● Records from a collection
··········

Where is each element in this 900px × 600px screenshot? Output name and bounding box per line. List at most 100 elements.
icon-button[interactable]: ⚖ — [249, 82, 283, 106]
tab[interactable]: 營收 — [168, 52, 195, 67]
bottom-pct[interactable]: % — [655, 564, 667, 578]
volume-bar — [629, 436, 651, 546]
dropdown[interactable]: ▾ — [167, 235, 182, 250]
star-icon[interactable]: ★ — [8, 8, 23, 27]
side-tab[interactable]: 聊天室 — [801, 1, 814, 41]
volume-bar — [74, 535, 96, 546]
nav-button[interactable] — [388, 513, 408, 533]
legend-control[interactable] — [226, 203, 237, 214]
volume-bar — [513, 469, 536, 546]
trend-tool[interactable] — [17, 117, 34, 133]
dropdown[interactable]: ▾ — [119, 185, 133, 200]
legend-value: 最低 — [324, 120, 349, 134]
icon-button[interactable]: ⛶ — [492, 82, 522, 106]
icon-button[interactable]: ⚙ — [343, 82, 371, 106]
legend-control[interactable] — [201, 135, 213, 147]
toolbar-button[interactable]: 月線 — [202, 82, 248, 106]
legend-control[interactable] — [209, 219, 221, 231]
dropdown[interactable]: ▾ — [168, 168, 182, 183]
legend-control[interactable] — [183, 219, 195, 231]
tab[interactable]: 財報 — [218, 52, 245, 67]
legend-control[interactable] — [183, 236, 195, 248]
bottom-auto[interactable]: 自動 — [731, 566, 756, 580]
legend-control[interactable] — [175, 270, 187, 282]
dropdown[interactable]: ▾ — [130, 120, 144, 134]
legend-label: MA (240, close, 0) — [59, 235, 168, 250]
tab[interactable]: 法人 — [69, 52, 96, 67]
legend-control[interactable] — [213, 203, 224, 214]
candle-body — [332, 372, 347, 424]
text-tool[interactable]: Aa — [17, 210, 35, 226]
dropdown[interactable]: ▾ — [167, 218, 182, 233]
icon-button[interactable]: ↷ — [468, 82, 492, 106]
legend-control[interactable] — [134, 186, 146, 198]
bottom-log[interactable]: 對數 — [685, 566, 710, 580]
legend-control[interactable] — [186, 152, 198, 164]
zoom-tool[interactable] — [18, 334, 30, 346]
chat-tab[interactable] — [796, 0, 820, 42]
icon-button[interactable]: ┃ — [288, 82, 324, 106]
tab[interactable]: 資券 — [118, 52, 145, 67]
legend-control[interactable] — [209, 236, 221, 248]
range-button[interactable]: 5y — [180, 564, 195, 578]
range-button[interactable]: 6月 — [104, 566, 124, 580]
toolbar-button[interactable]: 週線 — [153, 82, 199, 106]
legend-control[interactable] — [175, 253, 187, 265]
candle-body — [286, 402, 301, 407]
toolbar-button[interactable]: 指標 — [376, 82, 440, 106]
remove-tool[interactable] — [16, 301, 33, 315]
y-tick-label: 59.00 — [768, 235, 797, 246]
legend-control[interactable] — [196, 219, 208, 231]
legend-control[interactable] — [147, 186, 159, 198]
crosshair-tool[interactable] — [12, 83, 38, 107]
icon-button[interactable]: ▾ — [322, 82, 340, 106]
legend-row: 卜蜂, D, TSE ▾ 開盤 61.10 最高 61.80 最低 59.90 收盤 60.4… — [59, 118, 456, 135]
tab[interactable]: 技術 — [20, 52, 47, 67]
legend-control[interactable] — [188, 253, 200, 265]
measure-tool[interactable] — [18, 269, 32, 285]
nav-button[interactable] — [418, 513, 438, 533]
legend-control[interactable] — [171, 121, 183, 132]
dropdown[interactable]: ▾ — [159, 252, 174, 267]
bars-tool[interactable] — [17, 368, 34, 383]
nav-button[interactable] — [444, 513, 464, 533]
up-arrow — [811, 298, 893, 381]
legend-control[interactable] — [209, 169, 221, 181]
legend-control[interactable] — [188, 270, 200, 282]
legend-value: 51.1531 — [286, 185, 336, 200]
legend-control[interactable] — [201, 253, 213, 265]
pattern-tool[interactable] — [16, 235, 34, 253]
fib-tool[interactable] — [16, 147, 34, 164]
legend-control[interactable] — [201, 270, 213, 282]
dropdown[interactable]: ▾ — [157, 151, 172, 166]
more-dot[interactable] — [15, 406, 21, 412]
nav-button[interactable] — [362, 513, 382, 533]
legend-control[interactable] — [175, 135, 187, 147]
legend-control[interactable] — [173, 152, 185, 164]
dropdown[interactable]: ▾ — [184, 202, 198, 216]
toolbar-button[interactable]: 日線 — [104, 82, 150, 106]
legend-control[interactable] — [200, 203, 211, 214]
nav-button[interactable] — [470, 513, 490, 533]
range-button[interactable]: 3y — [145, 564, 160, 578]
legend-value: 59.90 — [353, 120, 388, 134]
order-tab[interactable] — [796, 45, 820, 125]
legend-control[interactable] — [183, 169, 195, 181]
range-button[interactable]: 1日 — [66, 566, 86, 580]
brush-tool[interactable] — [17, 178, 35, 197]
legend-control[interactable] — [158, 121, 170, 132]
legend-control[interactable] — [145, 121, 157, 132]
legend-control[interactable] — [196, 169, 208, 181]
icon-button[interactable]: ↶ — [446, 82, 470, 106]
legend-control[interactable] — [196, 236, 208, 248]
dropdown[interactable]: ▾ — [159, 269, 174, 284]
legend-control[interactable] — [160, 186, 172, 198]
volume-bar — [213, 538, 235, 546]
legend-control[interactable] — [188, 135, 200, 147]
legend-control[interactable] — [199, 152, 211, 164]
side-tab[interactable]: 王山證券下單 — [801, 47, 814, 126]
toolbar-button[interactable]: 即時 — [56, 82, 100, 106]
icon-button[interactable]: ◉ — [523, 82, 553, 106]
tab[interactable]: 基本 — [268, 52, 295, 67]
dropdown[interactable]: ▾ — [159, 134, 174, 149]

··········

● CHALLENGE
Output all of the rows above again, each line unchanged.

● TASK ANSWER
Where is each element in this 900px × 600px screenshot? Output name and bounding box per line. List at most 100 elements.
icon-button[interactable]: ⚖ — [249, 82, 283, 106]
tab[interactable]: 營收 — [168, 52, 195, 67]
bottom-pct[interactable]: % — [655, 564, 667, 578]
volume-bar — [629, 436, 651, 546]
dropdown[interactable]: ▾ — [167, 235, 182, 250]
star-icon[interactable]: ★ — [8, 8, 23, 27]
side-tab[interactable]: 聊天室 — [801, 1, 814, 41]
volume-bar — [74, 535, 96, 546]
nav-button[interactable] — [388, 513, 408, 533]
legend-control[interactable] — [226, 203, 237, 214]
volume-bar — [513, 469, 536, 546]
trend-tool[interactable] — [17, 117, 34, 133]
dropdown[interactable]: ▾ — [119, 185, 133, 200]
legend-value: 最低 — [324, 120, 349, 134]
icon-button[interactable]: ⛶ — [492, 82, 522, 106]
icon-button[interactable]: ⚙ — [343, 82, 371, 106]
legend-control[interactable] — [201, 135, 213, 147]
toolbar-button[interactable]: 月線 — [202, 82, 248, 106]
legend-control[interactable] — [209, 219, 221, 231]
dropdown[interactable]: ▾ — [168, 168, 182, 183]
legend-control[interactable] — [183, 219, 195, 231]
tab[interactable]: 財報 — [218, 52, 245, 67]
legend-control[interactable] — [183, 236, 195, 248]
bottom-auto[interactable]: 自動 — [731, 566, 756, 580]
legend-control[interactable] — [175, 270, 187, 282]
dropdown[interactable]: ▾ — [130, 120, 144, 134]
legend-label: MA (240, close, 0) — [59, 235, 168, 250]
tab[interactable]: 法人 — [69, 52, 96, 67]
legend-control[interactable] — [213, 203, 224, 214]
candle-body — [332, 372, 347, 424]
text-tool[interactable]: Aa — [17, 210, 35, 226]
dropdown[interactable]: ▾ — [167, 218, 182, 233]
icon-button[interactable]: ↷ — [468, 82, 492, 106]
legend-control[interactable] — [134, 186, 146, 198]
bottom-log[interactable]: 對數 — [685, 566, 710, 580]
legend-control[interactable] — [186, 152, 198, 164]
zoom-tool[interactable] — [18, 334, 30, 346]
chat-tab[interactable] — [796, 0, 820, 42]
icon-button[interactable]: ┃ — [288, 82, 324, 106]
tab[interactable]: 資券 — [118, 52, 145, 67]
legend-control[interactable] — [209, 236, 221, 248]
range-button[interactable]: 5y — [180, 564, 195, 578]
range-button[interactable]: 6月 — [104, 566, 124, 580]
toolbar-button[interactable]: 週線 — [153, 82, 199, 106]
legend-control[interactable] — [175, 253, 187, 265]
candle-body — [286, 402, 301, 407]
toolbar-button[interactable]: 指標 — [376, 82, 440, 106]
remove-tool[interactable] — [16, 301, 33, 315]
y-tick-label: 59.00 — [768, 235, 797, 246]
legend-control[interactable] — [196, 219, 208, 231]
legend-control[interactable] — [147, 186, 159, 198]
crosshair-tool[interactable] — [12, 83, 38, 107]
icon-button[interactable]: ▾ — [322, 82, 340, 106]
legend-row: 卜蜂, D, TSE ▾ 開盤 61.10 最高 61.80 最低 59.90 收盤 60.4… — [59, 118, 456, 135]
tab[interactable]: 技術 — [20, 52, 47, 67]
legend-control[interactable] — [188, 253, 200, 265]
measure-tool[interactable] — [18, 269, 32, 285]
nav-button[interactable] — [418, 513, 438, 533]
legend-control[interactable] — [171, 121, 183, 132]
dropdown[interactable]: ▾ — [159, 252, 174, 267]
bars-tool[interactable] — [17, 368, 34, 383]
nav-button[interactable] — [444, 513, 464, 533]
up-arrow — [811, 298, 893, 381]
legend-control[interactable] — [209, 169, 221, 181]
legend-control[interactable] — [188, 270, 200, 282]
legend-value: 51.1531 — [286, 185, 336, 200]
legend-control[interactable] — [201, 253, 213, 265]
pattern-tool[interactable] — [16, 235, 34, 253]
fib-tool[interactable] — [16, 147, 34, 164]
legend-control[interactable] — [201, 270, 213, 282]
dropdown[interactable]: ▾ — [157, 151, 172, 166]
more-dot[interactable] — [15, 406, 21, 412]
nav-button[interactable] — [362, 513, 382, 533]
legend-control[interactable] — [175, 135, 187, 147]
legend-control[interactable] — [173, 152, 185, 164]
dropdown[interactable]: ▾ — [184, 202, 198, 216]
toolbar-button[interactable]: 日線 — [104, 82, 150, 106]
legend-control[interactable] — [200, 203, 211, 214]
nav-button[interactable] — [470, 513, 490, 533]
range-button[interactable]: 3y — [145, 564, 160, 578]
legend-value: 59.90 — [353, 120, 388, 134]
order-tab[interactable] — [796, 45, 820, 125]
legend-control[interactable] — [183, 169, 195, 181]
range-button[interactable]: 1日 — [66, 566, 86, 580]
brush-tool[interactable] — [17, 178, 35, 197]
legend-control[interactable] — [158, 121, 170, 132]
legend-control[interactable] — [145, 121, 157, 132]
legend-control[interactable] — [196, 169, 208, 181]
icon-button[interactable]: ↶ — [446, 82, 470, 106]
legend-control[interactable] — [196, 236, 208, 248]
dropdown[interactable]: ▾ — [159, 269, 174, 284]
legend-control[interactable] — [160, 186, 172, 198]
volume-bar — [213, 538, 235, 546]
legend-control[interactable] — [188, 135, 200, 147]
legend-control[interactable] — [199, 152, 211, 164]
side-tab[interactable]: 王山證券下單 — [801, 47, 814, 126]
toolbar-button[interactable]: 即時 — [56, 82, 100, 106]
icon-button[interactable]: ◉ — [523, 82, 553, 106]
tab[interactable]: 基本 — [268, 52, 295, 67]
dropdown[interactable]: ▾ — [159, 134, 174, 149]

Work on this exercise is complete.